**PROBLEM TO SOLVE:** Reproduce verbatim the stretch of entries from the very first line through the line containing "- diagram-container: [0, 148, 600, 548]", including both ends.

**Data listing:**
********
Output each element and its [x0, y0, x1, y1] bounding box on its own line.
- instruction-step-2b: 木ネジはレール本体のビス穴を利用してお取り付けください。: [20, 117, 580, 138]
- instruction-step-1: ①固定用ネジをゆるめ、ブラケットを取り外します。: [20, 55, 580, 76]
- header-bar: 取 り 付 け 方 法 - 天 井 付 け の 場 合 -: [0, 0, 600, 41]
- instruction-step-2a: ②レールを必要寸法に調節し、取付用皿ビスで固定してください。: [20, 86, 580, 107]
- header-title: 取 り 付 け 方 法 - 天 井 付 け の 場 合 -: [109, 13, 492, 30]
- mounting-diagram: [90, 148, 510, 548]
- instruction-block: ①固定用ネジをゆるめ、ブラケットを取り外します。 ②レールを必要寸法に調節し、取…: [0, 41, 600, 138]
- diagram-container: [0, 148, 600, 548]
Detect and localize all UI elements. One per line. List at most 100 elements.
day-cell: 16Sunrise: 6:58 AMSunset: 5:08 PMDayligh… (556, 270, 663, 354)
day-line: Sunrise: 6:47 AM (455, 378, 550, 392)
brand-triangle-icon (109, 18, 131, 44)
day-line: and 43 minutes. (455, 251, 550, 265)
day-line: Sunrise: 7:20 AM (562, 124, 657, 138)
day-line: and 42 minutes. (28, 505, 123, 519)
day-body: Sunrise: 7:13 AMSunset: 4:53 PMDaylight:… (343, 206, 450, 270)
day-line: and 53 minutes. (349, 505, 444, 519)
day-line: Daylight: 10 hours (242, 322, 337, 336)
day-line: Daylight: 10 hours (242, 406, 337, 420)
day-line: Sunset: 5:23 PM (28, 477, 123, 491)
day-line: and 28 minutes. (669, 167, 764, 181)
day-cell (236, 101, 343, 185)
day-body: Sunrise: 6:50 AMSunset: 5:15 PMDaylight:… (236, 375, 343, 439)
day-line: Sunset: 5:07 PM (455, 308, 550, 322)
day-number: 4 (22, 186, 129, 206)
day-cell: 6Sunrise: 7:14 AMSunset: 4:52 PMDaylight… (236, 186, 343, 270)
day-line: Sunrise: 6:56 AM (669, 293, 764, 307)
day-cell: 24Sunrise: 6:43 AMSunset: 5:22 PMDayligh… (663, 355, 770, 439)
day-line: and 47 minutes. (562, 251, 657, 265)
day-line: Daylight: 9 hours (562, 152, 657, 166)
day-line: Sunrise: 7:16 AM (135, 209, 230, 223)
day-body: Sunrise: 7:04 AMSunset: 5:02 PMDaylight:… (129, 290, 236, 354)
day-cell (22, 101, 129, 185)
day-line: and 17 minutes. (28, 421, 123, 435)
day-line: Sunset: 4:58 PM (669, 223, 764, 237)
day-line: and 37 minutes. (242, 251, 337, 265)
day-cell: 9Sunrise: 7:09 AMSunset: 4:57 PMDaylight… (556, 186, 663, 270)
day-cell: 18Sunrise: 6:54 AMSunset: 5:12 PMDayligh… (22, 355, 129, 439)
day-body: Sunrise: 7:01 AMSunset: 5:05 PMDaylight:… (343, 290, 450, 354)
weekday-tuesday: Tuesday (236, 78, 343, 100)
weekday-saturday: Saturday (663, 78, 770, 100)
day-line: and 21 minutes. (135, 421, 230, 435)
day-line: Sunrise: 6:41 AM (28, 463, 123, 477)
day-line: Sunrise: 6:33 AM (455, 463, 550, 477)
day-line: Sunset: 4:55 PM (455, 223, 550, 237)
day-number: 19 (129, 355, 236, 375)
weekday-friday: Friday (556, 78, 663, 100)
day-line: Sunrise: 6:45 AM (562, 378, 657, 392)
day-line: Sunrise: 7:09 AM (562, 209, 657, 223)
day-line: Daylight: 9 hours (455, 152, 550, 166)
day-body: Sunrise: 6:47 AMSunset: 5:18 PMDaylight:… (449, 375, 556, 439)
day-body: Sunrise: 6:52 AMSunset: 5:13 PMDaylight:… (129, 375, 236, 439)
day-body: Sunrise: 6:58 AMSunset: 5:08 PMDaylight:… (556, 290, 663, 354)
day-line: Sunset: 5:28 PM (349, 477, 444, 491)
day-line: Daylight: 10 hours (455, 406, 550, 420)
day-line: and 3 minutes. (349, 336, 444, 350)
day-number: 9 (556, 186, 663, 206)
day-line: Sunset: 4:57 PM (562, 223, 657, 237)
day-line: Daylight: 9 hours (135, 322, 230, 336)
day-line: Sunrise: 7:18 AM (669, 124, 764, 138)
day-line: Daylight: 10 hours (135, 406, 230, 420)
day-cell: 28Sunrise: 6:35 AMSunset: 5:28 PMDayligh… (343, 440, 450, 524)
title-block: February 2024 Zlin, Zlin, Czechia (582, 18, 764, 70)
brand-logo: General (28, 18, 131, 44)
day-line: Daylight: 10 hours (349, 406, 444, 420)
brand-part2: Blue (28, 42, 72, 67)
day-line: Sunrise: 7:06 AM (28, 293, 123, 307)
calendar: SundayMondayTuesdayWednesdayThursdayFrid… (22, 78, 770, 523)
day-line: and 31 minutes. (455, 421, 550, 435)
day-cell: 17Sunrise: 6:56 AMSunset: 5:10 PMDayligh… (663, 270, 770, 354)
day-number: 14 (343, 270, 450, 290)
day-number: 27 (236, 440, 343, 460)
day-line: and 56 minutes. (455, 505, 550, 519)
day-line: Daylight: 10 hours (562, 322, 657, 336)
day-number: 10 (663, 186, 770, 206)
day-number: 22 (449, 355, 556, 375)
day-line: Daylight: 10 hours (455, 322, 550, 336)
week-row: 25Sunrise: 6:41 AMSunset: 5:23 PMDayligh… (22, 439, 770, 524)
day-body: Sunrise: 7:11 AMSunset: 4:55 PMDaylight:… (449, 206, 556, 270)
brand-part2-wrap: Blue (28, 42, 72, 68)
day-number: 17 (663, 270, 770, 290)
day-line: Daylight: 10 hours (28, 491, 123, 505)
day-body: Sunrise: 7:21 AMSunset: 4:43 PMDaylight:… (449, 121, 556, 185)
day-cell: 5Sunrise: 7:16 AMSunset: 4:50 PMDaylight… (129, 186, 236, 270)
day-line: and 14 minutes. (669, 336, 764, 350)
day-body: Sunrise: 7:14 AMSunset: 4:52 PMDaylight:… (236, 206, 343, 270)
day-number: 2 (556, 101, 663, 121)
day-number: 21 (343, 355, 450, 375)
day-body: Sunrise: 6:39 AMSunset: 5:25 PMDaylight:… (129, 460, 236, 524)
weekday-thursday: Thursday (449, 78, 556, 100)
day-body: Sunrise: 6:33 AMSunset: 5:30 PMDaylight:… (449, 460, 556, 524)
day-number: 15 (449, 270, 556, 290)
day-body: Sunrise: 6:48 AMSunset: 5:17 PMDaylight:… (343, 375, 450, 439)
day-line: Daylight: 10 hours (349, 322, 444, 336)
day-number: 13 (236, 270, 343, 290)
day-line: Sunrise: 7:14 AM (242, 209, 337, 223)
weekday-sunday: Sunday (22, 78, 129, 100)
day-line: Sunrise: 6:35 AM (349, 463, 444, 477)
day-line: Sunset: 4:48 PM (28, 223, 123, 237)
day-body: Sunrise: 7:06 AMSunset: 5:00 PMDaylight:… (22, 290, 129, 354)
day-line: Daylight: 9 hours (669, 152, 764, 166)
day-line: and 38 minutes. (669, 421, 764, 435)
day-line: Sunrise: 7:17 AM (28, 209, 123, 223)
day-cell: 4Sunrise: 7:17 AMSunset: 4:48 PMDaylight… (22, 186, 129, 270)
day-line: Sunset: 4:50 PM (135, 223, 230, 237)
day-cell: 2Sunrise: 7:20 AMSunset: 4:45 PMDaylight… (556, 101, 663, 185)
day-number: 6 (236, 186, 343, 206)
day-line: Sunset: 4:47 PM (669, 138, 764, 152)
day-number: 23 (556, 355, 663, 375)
********
**ANSWER FOR THE TASK:**
Output each element and its [x0, y0, x1, y1] bounding box on its own line.
- instruction-step-2b: 木ネジはレール本体のビス穴を利用してお取り付けください。: [20, 117, 580, 138]
- instruction-step-1: ①固定用ネジをゆるめ、ブラケットを取り外します。: [20, 55, 580, 76]
- header-bar: 取 り 付 け 方 法 - 天 井 付 け の 場 合 -: [0, 0, 600, 41]
- instruction-step-2a: ②レールを必要寸法に調節し、取付用皿ビスで固定してください。: [20, 86, 580, 107]
- header-title: 取 り 付 け 方 法 - 天 井 付 け の 場 合 -: [109, 13, 492, 30]
- mounting-diagram: [90, 148, 510, 548]
- instruction-block: ①固定用ネジをゆるめ、ブラケットを取り外します。 ②レールを必要寸法に調節し、取…: [0, 41, 600, 138]
- diagram-container: [0, 148, 600, 548]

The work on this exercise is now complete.